>>>

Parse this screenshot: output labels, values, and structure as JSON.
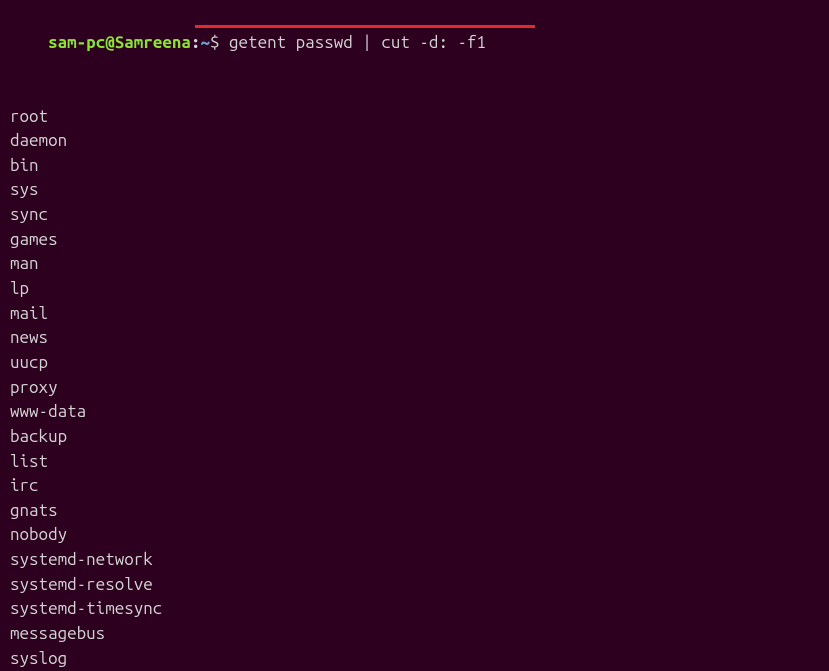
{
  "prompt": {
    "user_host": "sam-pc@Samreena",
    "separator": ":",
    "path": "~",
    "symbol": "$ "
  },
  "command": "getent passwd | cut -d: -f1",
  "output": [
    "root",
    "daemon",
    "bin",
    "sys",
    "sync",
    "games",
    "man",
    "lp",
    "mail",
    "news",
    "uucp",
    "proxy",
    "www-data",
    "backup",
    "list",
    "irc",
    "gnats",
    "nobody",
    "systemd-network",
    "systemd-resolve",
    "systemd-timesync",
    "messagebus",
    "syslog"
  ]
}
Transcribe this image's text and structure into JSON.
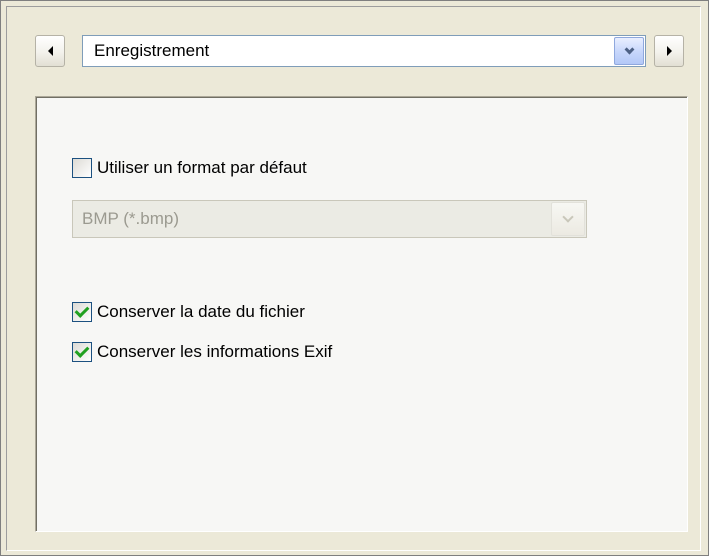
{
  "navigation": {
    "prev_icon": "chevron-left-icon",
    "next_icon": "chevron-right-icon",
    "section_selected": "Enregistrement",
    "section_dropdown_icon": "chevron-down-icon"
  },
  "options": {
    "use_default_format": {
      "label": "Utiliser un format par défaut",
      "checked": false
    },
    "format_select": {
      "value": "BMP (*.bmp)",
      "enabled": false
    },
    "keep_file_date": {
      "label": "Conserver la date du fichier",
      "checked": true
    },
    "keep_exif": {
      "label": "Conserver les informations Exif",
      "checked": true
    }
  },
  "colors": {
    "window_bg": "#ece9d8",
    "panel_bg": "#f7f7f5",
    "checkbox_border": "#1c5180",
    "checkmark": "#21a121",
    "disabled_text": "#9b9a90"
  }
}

<<<

Identify and copy lines that hold the string "Conserver".

      "label": "Conserver la date du fichier",
      "label": "Conserver les informations Exif",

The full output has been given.